* [STATED GOAL]
Every record must appear in your copy exactly as written, with no pictures.
* begin MATERIALS PROVIDED *
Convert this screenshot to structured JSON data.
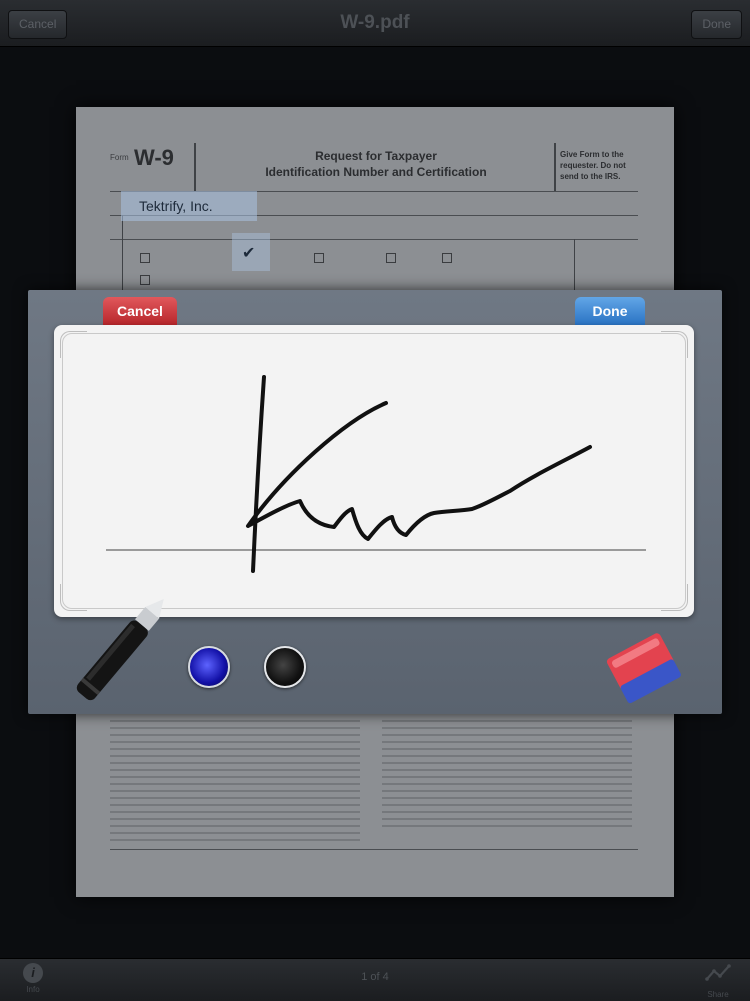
{
  "topbar": {
    "title": "W-9.pdf",
    "cancel_label": "Cancel",
    "done_label": "Done"
  },
  "document": {
    "form_prefix": "Form",
    "form_number": "W-9",
    "heading_line1": "Request for Taxpayer",
    "heading_line2": "Identification Number and Certification",
    "sidenote": "Give Form to the requester. Do not send to the IRS.",
    "name_field_value": "Tektrify, Inc."
  },
  "signature_panel": {
    "cancel_label": "Cancel",
    "done_label": "Done",
    "ink_colors": {
      "blue": "#1a1ad0",
      "black": "#111111"
    },
    "cancel_color": "#c9353a",
    "done_color": "#3f87d3"
  },
  "bottombar": {
    "page_indicator": "1 of 4",
    "info_label": "Info",
    "share_label": "Share"
  },
  "icons": {
    "info": "info-icon",
    "share": "share-icon",
    "pen": "pen-icon",
    "eraser": "eraser-icon"
  }
}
* end MATERIALS PROVIDED *
* [FINISHED TASK]
Convert this screenshot to structured JSON data.
{
  "topbar": {
    "title": "W-9.pdf",
    "cancel_label": "Cancel",
    "done_label": "Done"
  },
  "document": {
    "form_prefix": "Form",
    "form_number": "W-9",
    "heading_line1": "Request for Taxpayer",
    "heading_line2": "Identification Number and Certification",
    "sidenote": "Give Form to the requester. Do not send to the IRS.",
    "name_field_value": "Tektrify, Inc."
  },
  "signature_panel": {
    "cancel_label": "Cancel",
    "done_label": "Done",
    "ink_colors": {
      "blue": "#1a1ad0",
      "black": "#111111"
    },
    "cancel_color": "#c9353a",
    "done_color": "#3f87d3"
  },
  "bottombar": {
    "page_indicator": "1 of 4",
    "info_label": "Info",
    "share_label": "Share"
  },
  "icons": {
    "info": "info-icon",
    "share": "share-icon",
    "pen": "pen-icon",
    "eraser": "eraser-icon"
  }
}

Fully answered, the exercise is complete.